--- The problem ---
Pull every line containing "value" from the entries.

****************

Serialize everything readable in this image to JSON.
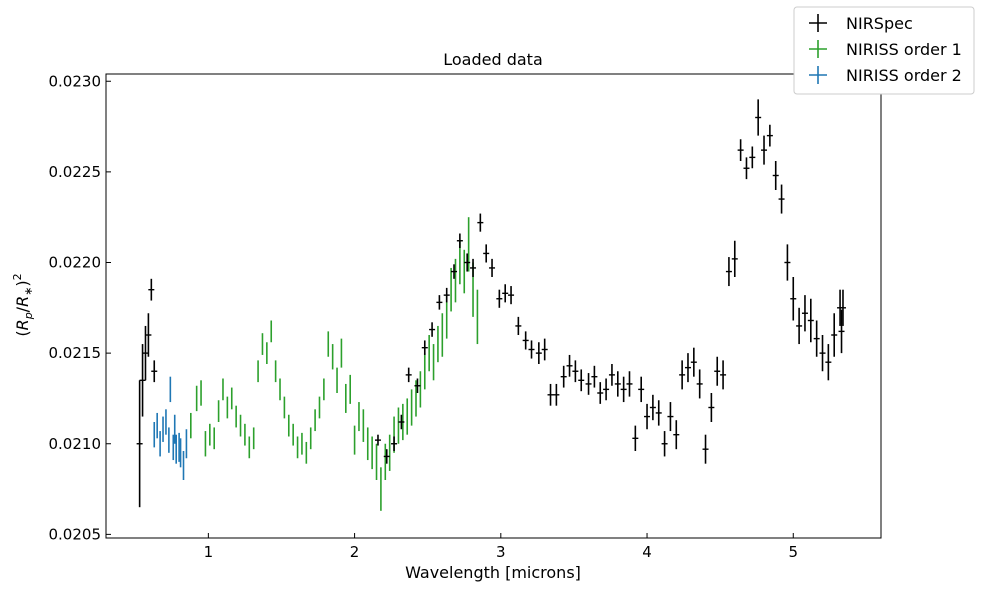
{
  "chart_data": {
    "type": "scatter",
    "title": "Loaded data",
    "xlabel": "Wavelength [microns]",
    "ylabel_parts": {
      "open": "(",
      "num": "R",
      "num_sub": "p",
      "slash": "/",
      "den": "R",
      "den_sub": "∗",
      "close": ")",
      "sup": "2"
    },
    "xlim": [
      0.3,
      5.6
    ],
    "ylim": [
      0.02048,
      0.02304
    ],
    "xticks": [
      {
        "value": 1,
        "label": "1"
      },
      {
        "value": 2,
        "label": "2"
      },
      {
        "value": 3,
        "label": "3"
      },
      {
        "value": 4,
        "label": "4"
      },
      {
        "value": 5,
        "label": "5"
      }
    ],
    "yticks": [
      {
        "value": 0.0205,
        "label": "0.0205"
      },
      {
        "value": 0.021,
        "label": "0.0210"
      },
      {
        "value": 0.0215,
        "label": "0.0215"
      },
      {
        "value": 0.022,
        "label": "0.0220"
      },
      {
        "value": 0.0225,
        "label": "0.0225"
      },
      {
        "value": 0.023,
        "label": "0.0230"
      }
    ],
    "legend_position": "top-right",
    "series": [
      {
        "name": "NIRSpec",
        "color": "#000000",
        "points": [
          [
            0.53,
            0.021,
            0.00035
          ],
          [
            0.55,
            0.02135,
            0.0002
          ],
          [
            0.57,
            0.0215,
            0.00015
          ],
          [
            0.59,
            0.0216,
            0.00012
          ],
          [
            0.61,
            0.02185,
            6e-05
          ],
          [
            0.63,
            0.0214,
            6e-05
          ],
          [
            2.16,
            0.02102,
            3e-05
          ],
          [
            2.22,
            0.02093,
            4e-05
          ],
          [
            2.27,
            0.021,
            4e-05
          ],
          [
            2.32,
            0.02112,
            4e-05
          ],
          [
            2.37,
            0.02138,
            4e-05
          ],
          [
            2.43,
            0.02132,
            4e-05
          ],
          [
            2.48,
            0.02153,
            4e-05
          ],
          [
            2.53,
            0.02163,
            4e-05
          ],
          [
            2.58,
            0.02178,
            4e-05
          ],
          [
            2.63,
            0.02182,
            4e-05
          ],
          [
            2.68,
            0.02195,
            4e-05
          ],
          [
            2.72,
            0.02212,
            4e-05
          ],
          [
            2.77,
            0.022,
            5e-05
          ],
          [
            2.81,
            0.02197,
            5e-05
          ],
          [
            2.86,
            0.02222,
            5e-05
          ],
          [
            2.9,
            0.02205,
            5e-05
          ],
          [
            2.94,
            0.02197,
            5e-05
          ],
          [
            2.99,
            0.0218,
            5e-05
          ],
          [
            3.03,
            0.02183,
            5e-05
          ],
          [
            3.07,
            0.02182,
            5e-05
          ],
          [
            3.12,
            0.02165,
            5e-05
          ],
          [
            3.17,
            0.02157,
            5e-05
          ],
          [
            3.21,
            0.02152,
            5e-05
          ],
          [
            3.26,
            0.0215,
            6e-05
          ],
          [
            3.3,
            0.02152,
            6e-05
          ],
          [
            3.34,
            0.02127,
            6e-05
          ],
          [
            3.38,
            0.02127,
            6e-05
          ],
          [
            3.43,
            0.02137,
            6e-05
          ],
          [
            3.47,
            0.02143,
            6e-05
          ],
          [
            3.51,
            0.0214,
            6e-05
          ],
          [
            3.55,
            0.02135,
            6e-05
          ],
          [
            3.6,
            0.02133,
            6e-05
          ],
          [
            3.64,
            0.02137,
            6e-05
          ],
          [
            3.68,
            0.02128,
            6e-05
          ],
          [
            3.72,
            0.0213,
            6e-05
          ],
          [
            3.76,
            0.02138,
            6e-05
          ],
          [
            3.8,
            0.02133,
            7e-05
          ],
          [
            3.84,
            0.0213,
            7e-05
          ],
          [
            3.88,
            0.02133,
            7e-05
          ],
          [
            3.92,
            0.02103,
            7e-05
          ],
          [
            3.96,
            0.0213,
            7e-05
          ],
          [
            4.0,
            0.02115,
            7e-05
          ],
          [
            4.04,
            0.0212,
            7e-05
          ],
          [
            4.08,
            0.02117,
            7e-05
          ],
          [
            4.12,
            0.021,
            7e-05
          ],
          [
            4.16,
            0.02115,
            8e-05
          ],
          [
            4.2,
            0.02105,
            8e-05
          ],
          [
            4.24,
            0.02138,
            8e-05
          ],
          [
            4.28,
            0.02142,
            8e-05
          ],
          [
            4.32,
            0.02145,
            8e-05
          ],
          [
            4.36,
            0.02133,
            8e-05
          ],
          [
            4.4,
            0.02097,
            8e-05
          ],
          [
            4.44,
            0.0212,
            8e-05
          ],
          [
            4.48,
            0.0214,
            8e-05
          ],
          [
            4.52,
            0.02138,
            8e-05
          ],
          [
            4.56,
            0.02195,
            8e-05
          ],
          [
            4.6,
            0.02202,
            0.0001
          ],
          [
            4.64,
            0.02262,
            6e-05
          ],
          [
            4.68,
            0.02252,
            6e-05
          ],
          [
            4.72,
            0.02258,
            6e-05
          ],
          [
            4.76,
            0.0228,
            0.0001
          ],
          [
            4.8,
            0.02262,
            8e-05
          ],
          [
            4.84,
            0.0227,
            6e-05
          ],
          [
            4.88,
            0.02248,
            8e-05
          ],
          [
            4.92,
            0.02235,
            8e-05
          ],
          [
            4.96,
            0.022,
            0.0001
          ],
          [
            5.0,
            0.0218,
            0.00012
          ],
          [
            5.04,
            0.02165,
            0.0001
          ],
          [
            5.08,
            0.02172,
            0.0001
          ],
          [
            5.12,
            0.02168,
            0.00012
          ],
          [
            5.16,
            0.02158,
            0.0001
          ],
          [
            5.2,
            0.0215,
            0.0001
          ],
          [
            5.24,
            0.02145,
            0.0001
          ],
          [
            5.28,
            0.0216,
            0.00012
          ],
          [
            5.32,
            0.02175,
            0.0001
          ],
          [
            5.33,
            0.02162,
            0.00012
          ],
          [
            5.34,
            0.02175,
            0.0001
          ]
        ]
      },
      {
        "name": "NIRISS order 1",
        "color": "#2ca02c",
        "points": [
          [
            0.88,
            0.0211,
            7e-05
          ],
          [
            0.92,
            0.02125,
            7e-05
          ],
          [
            0.95,
            0.02128,
            7e-05
          ],
          [
            0.98,
            0.021,
            7e-05
          ],
          [
            1.01,
            0.02105,
            6e-05
          ],
          [
            1.04,
            0.02103,
            6e-05
          ],
          [
            1.07,
            0.02118,
            6e-05
          ],
          [
            1.1,
            0.0213,
            6e-05
          ],
          [
            1.13,
            0.0212,
            6e-05
          ],
          [
            1.16,
            0.02125,
            6e-05
          ],
          [
            1.19,
            0.02115,
            6e-05
          ],
          [
            1.22,
            0.0211,
            6e-05
          ],
          [
            1.25,
            0.02105,
            6e-05
          ],
          [
            1.28,
            0.02098,
            6e-05
          ],
          [
            1.31,
            0.02103,
            6e-05
          ],
          [
            1.34,
            0.0214,
            6e-05
          ],
          [
            1.37,
            0.02155,
            6e-05
          ],
          [
            1.4,
            0.0215,
            6e-05
          ],
          [
            1.43,
            0.02162,
            6e-05
          ],
          [
            1.46,
            0.0214,
            6e-05
          ],
          [
            1.49,
            0.0213,
            6e-05
          ],
          [
            1.52,
            0.0212,
            6e-05
          ],
          [
            1.55,
            0.0211,
            6e-05
          ],
          [
            1.58,
            0.02105,
            6e-05
          ],
          [
            1.61,
            0.02098,
            6e-05
          ],
          [
            1.64,
            0.021,
            6e-05
          ],
          [
            1.67,
            0.02095,
            6e-05
          ],
          [
            1.7,
            0.02103,
            6e-05
          ],
          [
            1.73,
            0.02113,
            6e-05
          ],
          [
            1.76,
            0.0212,
            6e-05
          ],
          [
            1.79,
            0.0213,
            6e-05
          ],
          [
            1.82,
            0.02155,
            7e-05
          ],
          [
            1.85,
            0.02148,
            7e-05
          ],
          [
            1.88,
            0.02135,
            7e-05
          ],
          [
            1.91,
            0.0215,
            8e-05
          ],
          [
            1.94,
            0.02125,
            8e-05
          ],
          [
            1.97,
            0.0213,
            8e-05
          ],
          [
            2.0,
            0.02102,
            8e-05
          ],
          [
            2.03,
            0.02115,
            8e-05
          ],
          [
            2.06,
            0.0211,
            9e-05
          ],
          [
            2.09,
            0.021,
            9e-05
          ],
          [
            2.12,
            0.02095,
            9e-05
          ],
          [
            2.15,
            0.0209,
            0.0001
          ],
          [
            2.18,
            0.02075,
            0.00012
          ],
          [
            2.21,
            0.0209,
            0.0001
          ],
          [
            2.24,
            0.02095,
            0.0001
          ],
          [
            2.27,
            0.02105,
            0.0001
          ],
          [
            2.3,
            0.0211,
            0.0001
          ],
          [
            2.33,
            0.02112,
            0.0001
          ],
          [
            2.36,
            0.02115,
            0.0001
          ],
          [
            2.39,
            0.0212,
            0.0001
          ],
          [
            2.42,
            0.02125,
            0.0001
          ],
          [
            2.45,
            0.0213,
            0.0001
          ],
          [
            2.48,
            0.0214,
            0.0001
          ],
          [
            2.51,
            0.0215,
            0.0001
          ],
          [
            2.54,
            0.02145,
            0.0001
          ],
          [
            2.57,
            0.02155,
            0.0001
          ],
          [
            2.6,
            0.0216,
            0.00012
          ],
          [
            2.63,
            0.0217,
            0.00012
          ],
          [
            2.66,
            0.02185,
            0.00012
          ],
          [
            2.69,
            0.0219,
            0.00012
          ],
          [
            2.72,
            0.022,
            0.00012
          ],
          [
            2.75,
            0.02195,
            0.00012
          ],
          [
            2.78,
            0.0221,
            0.00015
          ],
          [
            2.81,
            0.02185,
            0.00015
          ],
          [
            2.84,
            0.0217,
            0.00015
          ]
        ]
      },
      {
        "name": "NIRISS order 2",
        "color": "#1f77b4",
        "points": [
          [
            0.63,
            0.02105,
            7e-05
          ],
          [
            0.65,
            0.0211,
            7e-05
          ],
          [
            0.67,
            0.021,
            7e-05
          ],
          [
            0.69,
            0.02108,
            7e-05
          ],
          [
            0.71,
            0.02112,
            7e-05
          ],
          [
            0.73,
            0.02102,
            7e-05
          ],
          [
            0.74,
            0.0213,
            7e-05
          ],
          [
            0.76,
            0.02098,
            7e-05
          ],
          [
            0.77,
            0.02108,
            8e-05
          ],
          [
            0.78,
            0.02097,
            8e-05
          ],
          [
            0.8,
            0.02098,
            8e-05
          ],
          [
            0.81,
            0.02095,
            8e-05
          ],
          [
            0.83,
            0.02088,
            8e-05
          ],
          [
            0.85,
            0.021,
            8e-05
          ]
        ]
      }
    ]
  }
}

****************

--- Exercise result ---
        "value": 1,
        "value": 2,
        "value": 3,
        "value": 4,
        "value": 5,
        "value": 0.0205,
        "value": 0.021,
        "value": 0.0215,
        "value": 0.022,
        "value": 0.0225,
        "value": 0.023,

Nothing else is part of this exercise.